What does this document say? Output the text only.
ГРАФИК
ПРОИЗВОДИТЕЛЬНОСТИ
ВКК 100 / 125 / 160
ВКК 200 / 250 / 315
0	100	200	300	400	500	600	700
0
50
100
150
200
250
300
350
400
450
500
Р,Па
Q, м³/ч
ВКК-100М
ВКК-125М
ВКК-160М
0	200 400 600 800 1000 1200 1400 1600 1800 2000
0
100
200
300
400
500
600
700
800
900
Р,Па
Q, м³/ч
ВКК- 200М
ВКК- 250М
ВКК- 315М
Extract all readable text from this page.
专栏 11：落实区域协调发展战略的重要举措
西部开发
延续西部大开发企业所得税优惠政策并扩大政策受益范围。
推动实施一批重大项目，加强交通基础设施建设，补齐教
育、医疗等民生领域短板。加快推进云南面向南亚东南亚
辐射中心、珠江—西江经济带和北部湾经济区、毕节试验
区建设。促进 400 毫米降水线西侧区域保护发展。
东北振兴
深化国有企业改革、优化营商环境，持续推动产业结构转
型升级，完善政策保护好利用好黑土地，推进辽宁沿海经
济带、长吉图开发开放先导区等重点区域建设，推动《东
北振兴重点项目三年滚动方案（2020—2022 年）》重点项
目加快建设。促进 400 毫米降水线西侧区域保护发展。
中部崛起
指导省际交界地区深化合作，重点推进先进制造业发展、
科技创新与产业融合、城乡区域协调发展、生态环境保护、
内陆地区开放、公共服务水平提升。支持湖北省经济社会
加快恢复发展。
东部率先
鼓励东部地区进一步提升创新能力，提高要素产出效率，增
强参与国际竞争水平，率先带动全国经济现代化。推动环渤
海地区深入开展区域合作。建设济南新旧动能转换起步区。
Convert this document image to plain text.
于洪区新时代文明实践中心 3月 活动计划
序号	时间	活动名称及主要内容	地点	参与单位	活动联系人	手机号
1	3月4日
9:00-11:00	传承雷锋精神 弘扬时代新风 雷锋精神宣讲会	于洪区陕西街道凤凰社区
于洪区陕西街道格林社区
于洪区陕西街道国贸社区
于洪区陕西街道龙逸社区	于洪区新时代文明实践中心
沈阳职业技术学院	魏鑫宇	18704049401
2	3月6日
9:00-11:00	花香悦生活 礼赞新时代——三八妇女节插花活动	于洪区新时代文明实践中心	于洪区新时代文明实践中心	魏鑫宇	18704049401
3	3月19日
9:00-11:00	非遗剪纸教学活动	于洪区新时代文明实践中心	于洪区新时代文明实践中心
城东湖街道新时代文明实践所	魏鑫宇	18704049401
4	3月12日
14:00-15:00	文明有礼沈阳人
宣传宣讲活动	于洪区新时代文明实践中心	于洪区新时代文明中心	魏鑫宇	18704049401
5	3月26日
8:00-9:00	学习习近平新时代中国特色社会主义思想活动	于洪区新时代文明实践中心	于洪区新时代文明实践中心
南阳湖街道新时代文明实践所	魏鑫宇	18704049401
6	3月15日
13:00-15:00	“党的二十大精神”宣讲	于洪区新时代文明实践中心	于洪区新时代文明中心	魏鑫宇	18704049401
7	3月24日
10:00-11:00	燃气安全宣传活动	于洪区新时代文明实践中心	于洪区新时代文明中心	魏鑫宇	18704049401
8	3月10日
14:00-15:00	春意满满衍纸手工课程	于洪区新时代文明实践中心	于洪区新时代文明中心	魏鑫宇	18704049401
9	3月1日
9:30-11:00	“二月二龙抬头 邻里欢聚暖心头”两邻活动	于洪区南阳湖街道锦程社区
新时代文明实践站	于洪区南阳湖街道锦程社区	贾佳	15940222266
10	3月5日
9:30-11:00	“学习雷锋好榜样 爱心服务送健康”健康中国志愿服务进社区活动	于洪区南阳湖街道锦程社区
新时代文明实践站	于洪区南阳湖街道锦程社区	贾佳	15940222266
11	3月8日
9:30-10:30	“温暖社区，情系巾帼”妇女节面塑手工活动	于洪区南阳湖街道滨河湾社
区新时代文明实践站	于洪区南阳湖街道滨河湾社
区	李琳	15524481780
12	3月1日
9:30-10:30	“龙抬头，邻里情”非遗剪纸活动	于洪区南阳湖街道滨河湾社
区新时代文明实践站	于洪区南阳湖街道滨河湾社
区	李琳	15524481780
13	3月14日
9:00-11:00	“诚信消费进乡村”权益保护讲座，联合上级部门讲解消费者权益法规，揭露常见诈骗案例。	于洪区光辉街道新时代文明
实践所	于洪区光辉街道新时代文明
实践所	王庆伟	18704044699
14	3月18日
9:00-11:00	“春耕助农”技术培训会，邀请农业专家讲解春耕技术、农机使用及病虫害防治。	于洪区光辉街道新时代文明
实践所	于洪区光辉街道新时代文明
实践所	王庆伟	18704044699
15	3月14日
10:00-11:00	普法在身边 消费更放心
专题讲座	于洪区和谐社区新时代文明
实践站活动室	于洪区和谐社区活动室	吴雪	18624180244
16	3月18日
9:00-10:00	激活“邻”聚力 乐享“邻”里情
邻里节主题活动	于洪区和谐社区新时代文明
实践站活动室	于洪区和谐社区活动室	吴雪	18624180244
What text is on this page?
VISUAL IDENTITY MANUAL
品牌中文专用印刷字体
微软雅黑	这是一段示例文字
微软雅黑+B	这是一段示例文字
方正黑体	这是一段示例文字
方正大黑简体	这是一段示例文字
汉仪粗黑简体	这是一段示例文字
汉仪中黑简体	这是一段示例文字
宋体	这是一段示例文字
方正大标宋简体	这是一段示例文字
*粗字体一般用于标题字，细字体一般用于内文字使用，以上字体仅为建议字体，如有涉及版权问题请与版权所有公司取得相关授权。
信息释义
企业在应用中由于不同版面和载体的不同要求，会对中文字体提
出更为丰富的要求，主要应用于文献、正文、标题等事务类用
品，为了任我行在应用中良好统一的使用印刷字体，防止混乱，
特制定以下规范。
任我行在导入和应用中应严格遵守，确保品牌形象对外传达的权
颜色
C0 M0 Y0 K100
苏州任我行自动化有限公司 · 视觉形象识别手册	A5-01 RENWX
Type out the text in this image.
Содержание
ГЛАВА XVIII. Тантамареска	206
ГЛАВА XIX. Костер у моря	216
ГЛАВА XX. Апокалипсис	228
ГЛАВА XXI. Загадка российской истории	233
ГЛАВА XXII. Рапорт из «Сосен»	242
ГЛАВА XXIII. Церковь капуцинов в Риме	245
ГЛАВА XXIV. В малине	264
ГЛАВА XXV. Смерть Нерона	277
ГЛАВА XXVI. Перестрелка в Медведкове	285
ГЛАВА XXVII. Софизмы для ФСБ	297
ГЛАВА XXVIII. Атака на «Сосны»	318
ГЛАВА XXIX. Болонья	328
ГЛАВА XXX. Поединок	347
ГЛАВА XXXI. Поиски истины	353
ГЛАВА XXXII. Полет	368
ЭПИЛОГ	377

========================

■ **Task to complete**
Repeat, without changes, every line from the one that contains "Type out the text in this image." through the final line of the data.

■ **Expected answer**
Type out the text in this image.
Содержание
ГЛАВА XVIII. Тантамареска	206
ГЛАВА XIX. Костер у моря	216
ГЛАВА XX. Апокалипсис	228
ГЛАВА XXI. Загадка российской истории	233
ГЛАВА XXII. Рапорт из «Сосен»	242
ГЛАВА XXIII. Церковь капуцинов в Риме	245
ГЛАВА XXIV. В малине	264
ГЛАВА XXV. Смерть Нерона	277
ГЛАВА XXVI. Перестрелка в Медведкове	285
ГЛАВА XXVII. Софизмы для ФСБ	297
ГЛАВА XXVIII. Атака на «Сосны»	318
ГЛАВА XXIX. Болонья	328
ГЛАВА XXX. Поединок	347
ГЛАВА XXXI. Поиски истины	353
ГЛАВА XXXII. Полет	368
ЭПИЛОГ	377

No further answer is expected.